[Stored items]
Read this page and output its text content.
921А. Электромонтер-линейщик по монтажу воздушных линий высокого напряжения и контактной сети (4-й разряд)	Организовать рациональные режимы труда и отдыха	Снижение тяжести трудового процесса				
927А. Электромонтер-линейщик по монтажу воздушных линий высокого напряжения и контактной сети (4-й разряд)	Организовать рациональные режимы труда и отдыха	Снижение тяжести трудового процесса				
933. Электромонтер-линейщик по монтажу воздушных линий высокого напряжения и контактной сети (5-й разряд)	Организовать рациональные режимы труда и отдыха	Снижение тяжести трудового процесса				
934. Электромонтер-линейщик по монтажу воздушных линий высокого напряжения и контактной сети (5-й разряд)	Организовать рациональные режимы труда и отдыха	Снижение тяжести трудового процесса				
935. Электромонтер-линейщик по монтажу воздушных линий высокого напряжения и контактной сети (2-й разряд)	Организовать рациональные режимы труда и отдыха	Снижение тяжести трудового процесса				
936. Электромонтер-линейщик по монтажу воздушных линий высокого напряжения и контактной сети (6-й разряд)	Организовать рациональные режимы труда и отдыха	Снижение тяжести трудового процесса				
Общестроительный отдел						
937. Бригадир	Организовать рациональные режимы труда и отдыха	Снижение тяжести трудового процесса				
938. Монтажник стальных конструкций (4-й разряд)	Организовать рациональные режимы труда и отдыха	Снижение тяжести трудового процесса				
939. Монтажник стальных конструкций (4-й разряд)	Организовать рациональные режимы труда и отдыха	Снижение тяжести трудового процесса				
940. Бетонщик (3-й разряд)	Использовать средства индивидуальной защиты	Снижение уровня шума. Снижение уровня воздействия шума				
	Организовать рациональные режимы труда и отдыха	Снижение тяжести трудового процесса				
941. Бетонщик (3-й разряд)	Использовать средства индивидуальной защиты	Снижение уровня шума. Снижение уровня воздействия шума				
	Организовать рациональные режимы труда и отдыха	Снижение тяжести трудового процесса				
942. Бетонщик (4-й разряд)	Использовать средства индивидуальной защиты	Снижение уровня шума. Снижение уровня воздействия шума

Task prompt ->
Locate the string "Электромонтер" in the listing above and copy every line where it occurs.

Answer to the problem ->
921А. Электромонтер-линейщик по монтажу воздушных линий высокого напряжения и контактной сети (4-й разряд)	Организовать рациональные режимы труда и отдыха	Снижение тяжести трудового процесса				
927А. Электромонтер-линейщик по монтажу воздушных линий высокого напряжения и контактной сети (4-й разряд)	Организовать рациональные режимы труда и отдыха	Снижение тяжести трудового процесса				
933. Электромонтер-линейщик по монтажу воздушных линий высокого напряжения и контактной сети (5-й разряд)	Организовать рациональные режимы труда и отдыха	Снижение тяжести трудового процесса				
934. Электромонтер-линейщик по монтажу воздушных линий высокого напряжения и контактной сети (5-й разряд)	Организовать рациональные режимы труда и отдыха	Снижение тяжести трудового процесса				
935. Электромонтер-линейщик по монтажу воздушных линий высокого напряжения и контактной сети (2-й разряд)	Организовать рациональные режимы труда и отдыха	Снижение тяжести трудового процесса				
936. Электромонтер-линейщик по монтажу воздушных линий высокого напряжения и контактной сети (6-й разряд)	Организовать рациональные режимы труда и отдыха	Снижение тяжести трудового процесса				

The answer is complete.